== 任务说明 ==
请更新下面的记录：从含有“List every element”的那一行开始，到含有“y-tick-label: 2000: [86, 448, 122, 465]”的那一行结束，把“plot-frame”改为“chart-frame”，其余内容不变，只输出这些行。

== 数据记录 ==
□ □ □ □

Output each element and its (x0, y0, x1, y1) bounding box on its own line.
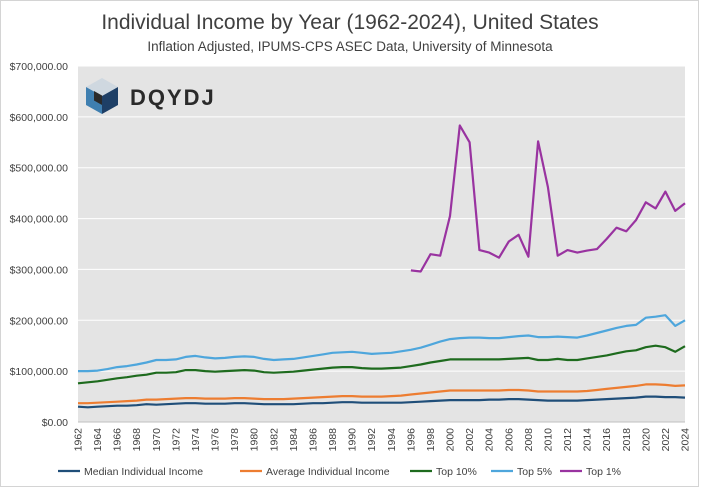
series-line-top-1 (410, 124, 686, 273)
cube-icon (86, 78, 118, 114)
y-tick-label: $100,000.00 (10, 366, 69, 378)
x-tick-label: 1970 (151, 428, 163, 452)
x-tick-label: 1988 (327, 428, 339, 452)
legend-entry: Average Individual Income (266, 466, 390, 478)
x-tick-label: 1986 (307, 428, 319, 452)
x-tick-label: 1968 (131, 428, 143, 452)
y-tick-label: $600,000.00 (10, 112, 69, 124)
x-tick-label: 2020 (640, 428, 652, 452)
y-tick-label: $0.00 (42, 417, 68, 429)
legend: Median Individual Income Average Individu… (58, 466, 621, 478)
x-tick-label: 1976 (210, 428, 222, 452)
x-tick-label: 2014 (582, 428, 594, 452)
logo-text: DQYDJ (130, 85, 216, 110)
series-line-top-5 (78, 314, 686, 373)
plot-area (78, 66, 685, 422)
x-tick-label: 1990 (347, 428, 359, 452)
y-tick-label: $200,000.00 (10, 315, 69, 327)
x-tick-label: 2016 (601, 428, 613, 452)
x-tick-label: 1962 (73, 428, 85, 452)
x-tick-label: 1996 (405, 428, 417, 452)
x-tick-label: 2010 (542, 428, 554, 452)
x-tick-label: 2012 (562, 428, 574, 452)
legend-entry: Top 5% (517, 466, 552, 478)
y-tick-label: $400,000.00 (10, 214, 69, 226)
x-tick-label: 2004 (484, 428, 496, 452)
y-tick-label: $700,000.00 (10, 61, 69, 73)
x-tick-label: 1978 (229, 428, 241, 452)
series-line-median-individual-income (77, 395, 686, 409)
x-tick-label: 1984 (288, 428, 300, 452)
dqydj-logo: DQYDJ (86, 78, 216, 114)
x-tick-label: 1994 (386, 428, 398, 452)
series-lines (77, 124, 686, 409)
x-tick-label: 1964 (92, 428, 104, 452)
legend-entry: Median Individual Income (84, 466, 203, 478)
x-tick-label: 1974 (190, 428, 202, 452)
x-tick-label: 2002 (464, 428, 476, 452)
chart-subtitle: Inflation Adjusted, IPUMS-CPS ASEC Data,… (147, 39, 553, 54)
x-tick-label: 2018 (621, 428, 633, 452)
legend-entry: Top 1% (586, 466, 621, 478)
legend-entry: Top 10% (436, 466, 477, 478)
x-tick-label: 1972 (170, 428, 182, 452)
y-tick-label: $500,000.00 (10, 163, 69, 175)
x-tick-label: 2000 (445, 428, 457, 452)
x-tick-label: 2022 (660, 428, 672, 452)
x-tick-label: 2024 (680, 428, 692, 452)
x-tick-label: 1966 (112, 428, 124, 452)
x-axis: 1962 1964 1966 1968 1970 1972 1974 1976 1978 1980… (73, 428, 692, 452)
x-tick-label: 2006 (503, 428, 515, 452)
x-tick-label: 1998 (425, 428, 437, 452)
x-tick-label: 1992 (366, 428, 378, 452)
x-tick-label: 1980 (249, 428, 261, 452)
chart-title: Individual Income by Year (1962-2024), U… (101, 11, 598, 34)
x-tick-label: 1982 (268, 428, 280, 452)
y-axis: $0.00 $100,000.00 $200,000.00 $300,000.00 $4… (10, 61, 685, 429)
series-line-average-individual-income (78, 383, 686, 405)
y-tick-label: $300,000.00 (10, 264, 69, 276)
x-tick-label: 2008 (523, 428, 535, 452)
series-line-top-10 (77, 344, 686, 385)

□ □ □ □

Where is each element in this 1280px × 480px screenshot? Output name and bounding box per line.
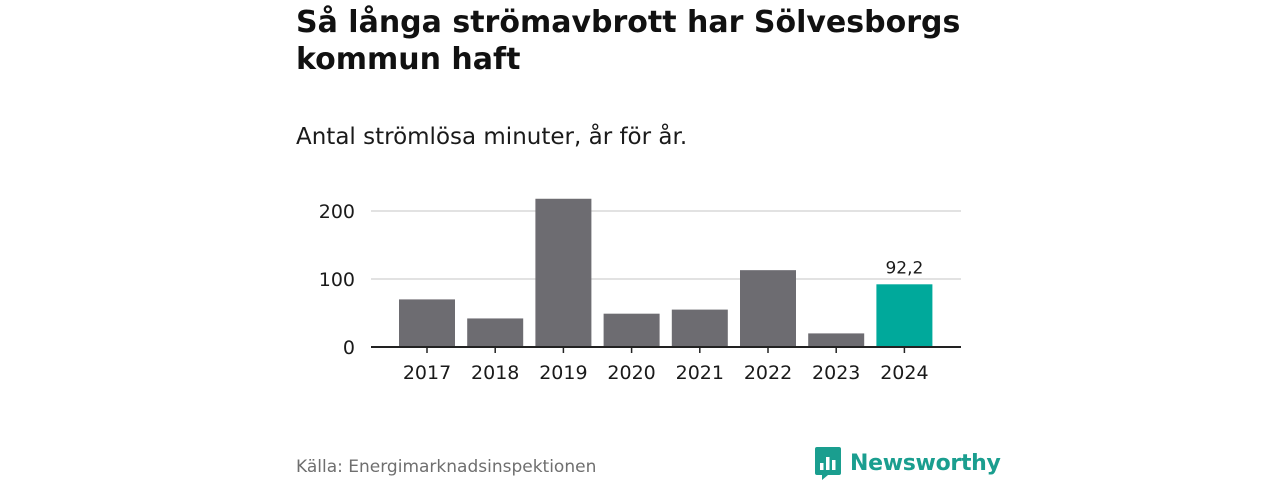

□ □ □ □

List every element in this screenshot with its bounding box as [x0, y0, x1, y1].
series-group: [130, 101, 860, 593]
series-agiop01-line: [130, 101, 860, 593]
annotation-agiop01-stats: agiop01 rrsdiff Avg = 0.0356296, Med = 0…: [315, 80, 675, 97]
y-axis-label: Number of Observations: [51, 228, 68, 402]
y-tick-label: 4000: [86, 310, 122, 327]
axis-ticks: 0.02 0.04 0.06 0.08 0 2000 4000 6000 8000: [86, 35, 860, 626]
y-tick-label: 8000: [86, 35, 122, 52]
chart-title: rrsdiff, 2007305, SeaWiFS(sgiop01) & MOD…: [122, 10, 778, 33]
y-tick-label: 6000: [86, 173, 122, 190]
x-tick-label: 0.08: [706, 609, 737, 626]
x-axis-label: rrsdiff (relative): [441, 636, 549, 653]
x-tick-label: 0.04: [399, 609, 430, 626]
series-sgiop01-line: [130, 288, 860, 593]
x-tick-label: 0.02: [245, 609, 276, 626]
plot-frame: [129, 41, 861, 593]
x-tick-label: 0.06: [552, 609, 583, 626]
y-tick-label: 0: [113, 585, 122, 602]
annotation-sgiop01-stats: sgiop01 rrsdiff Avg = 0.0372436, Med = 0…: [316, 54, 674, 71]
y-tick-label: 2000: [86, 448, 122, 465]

□ □ □ □

== 答案如下 ==
List every element in this screenshot with its bounding box as [x0, y0, x1, y1].
series-group: [130, 101, 860, 593]
series-agiop01-line: [130, 101, 860, 593]
annotation-agiop01-stats: agiop01 rrsdiff Avg = 0.0356296, Med = 0…: [315, 80, 675, 97]
y-axis-label: Number of Observations: [51, 228, 68, 402]
y-tick-label: 4000: [86, 310, 122, 327]
axis-ticks: 0.02 0.04 0.06 0.08 0 2000 4000 6000 8000: [86, 35, 860, 626]
y-tick-label: 8000: [86, 35, 122, 52]
chart-title: rrsdiff, 2007305, SeaWiFS(sgiop01) & MOD…: [122, 10, 778, 33]
y-tick-label: 6000: [86, 173, 122, 190]
x-tick-label: 0.08: [706, 609, 737, 626]
x-axis-label: rrsdiff (relative): [441, 636, 549, 653]
x-tick-label: 0.04: [399, 609, 430, 626]
series-sgiop01-line: [130, 288, 860, 593]
x-tick-label: 0.02: [245, 609, 276, 626]
chart-frame: [129, 41, 861, 593]
x-tick-label: 0.06: [552, 609, 583, 626]
y-tick-label: 0: [113, 585, 122, 602]
annotation-sgiop01-stats: sgiop01 rrsdiff Avg = 0.0372436, Med = 0…: [316, 54, 674, 71]
y-tick-label: 2000: [86, 448, 122, 465]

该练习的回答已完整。